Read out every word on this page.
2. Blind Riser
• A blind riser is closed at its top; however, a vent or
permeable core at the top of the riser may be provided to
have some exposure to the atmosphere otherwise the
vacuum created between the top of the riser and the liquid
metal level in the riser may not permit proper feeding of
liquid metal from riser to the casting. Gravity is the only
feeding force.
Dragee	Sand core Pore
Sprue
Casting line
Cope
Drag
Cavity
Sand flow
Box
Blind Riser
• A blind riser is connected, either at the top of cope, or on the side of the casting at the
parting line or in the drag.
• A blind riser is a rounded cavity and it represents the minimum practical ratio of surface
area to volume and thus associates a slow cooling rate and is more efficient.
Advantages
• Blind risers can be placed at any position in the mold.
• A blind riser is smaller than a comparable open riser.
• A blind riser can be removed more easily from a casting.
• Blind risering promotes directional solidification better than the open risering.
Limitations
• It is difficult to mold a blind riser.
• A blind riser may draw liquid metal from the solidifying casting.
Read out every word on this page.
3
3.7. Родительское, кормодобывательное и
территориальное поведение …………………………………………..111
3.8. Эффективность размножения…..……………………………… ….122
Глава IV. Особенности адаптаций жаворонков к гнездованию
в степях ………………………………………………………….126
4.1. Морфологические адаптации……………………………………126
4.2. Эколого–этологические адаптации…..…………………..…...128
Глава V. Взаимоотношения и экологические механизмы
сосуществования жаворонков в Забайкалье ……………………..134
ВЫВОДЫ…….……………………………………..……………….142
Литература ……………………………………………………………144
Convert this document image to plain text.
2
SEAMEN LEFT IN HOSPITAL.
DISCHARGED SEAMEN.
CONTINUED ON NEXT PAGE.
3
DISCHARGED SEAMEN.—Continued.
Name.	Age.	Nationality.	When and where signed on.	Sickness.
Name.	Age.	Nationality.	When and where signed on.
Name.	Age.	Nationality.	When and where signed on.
☆ ☆ ☆ ☆
_Stated exercise_: Quote the data above in full, changing nothing.

_Task answer_:
Read out every word on this page.
2. Blind Riser
• A blind riser is closed at its top; however, a vent or
permeable core at the top of the riser may be provided to
have some exposure to the atmosphere otherwise the
vacuum created between the top of the riser and the liquid
metal level in the riser may not permit proper feeding of
liquid metal from riser to the casting. Gravity is the only
feeding force.
Dragee	Sand core Pore
Sprue
Casting line
Cope
Drag
Cavity
Sand flow
Box
Blind Riser
• A blind riser is connected, either at the top of cope, or on the side of the casting at the
parting line or in the drag.
• A blind riser is a rounded cavity and it represents the minimum practical ratio of surface
area to volume and thus associates a slow cooling rate and is more efficient.
Advantages
• Blind risers can be placed at any position in the mold.
• A blind riser is smaller than a comparable open riser.
• A blind riser can be removed more easily from a casting.
• Blind risering promotes directional solidification better than the open risering.
Limitations
• It is difficult to mold a blind riser.
• A blind riser may draw liquid metal from the solidifying casting.
Read out every word on this page.
3
3.7. Родительское, кормодобывательное и
территориальное поведение …………………………………………..111
3.8. Эффективность размножения…..……………………………… ….122
Глава IV. Особенности адаптаций жаворонков к гнездованию
в степях ………………………………………………………….126
4.1. Морфологические адаптации……………………………………126
4.2. Эколого–этологические адаптации…..…………………..…...128
Глава V. Взаимоотношения и экологические механизмы
сосуществования жаворонков в Забайкалье ……………………..134
ВЫВОДЫ…….……………………………………..……………….142
Литература ……………………………………………………………144
Convert this document image to plain text.
2
SEAMEN LEFT IN HOSPITAL.
DISCHARGED SEAMEN.
CONTINUED ON NEXT PAGE.
3
DISCHARGED SEAMEN.—Continued.
Name.	Age.	Nationality.	When and where signed on.	Sickness.
Name.	Age.	Nationality.	When and where signed on.
Name.	Age.	Nationality.	When and where signed on.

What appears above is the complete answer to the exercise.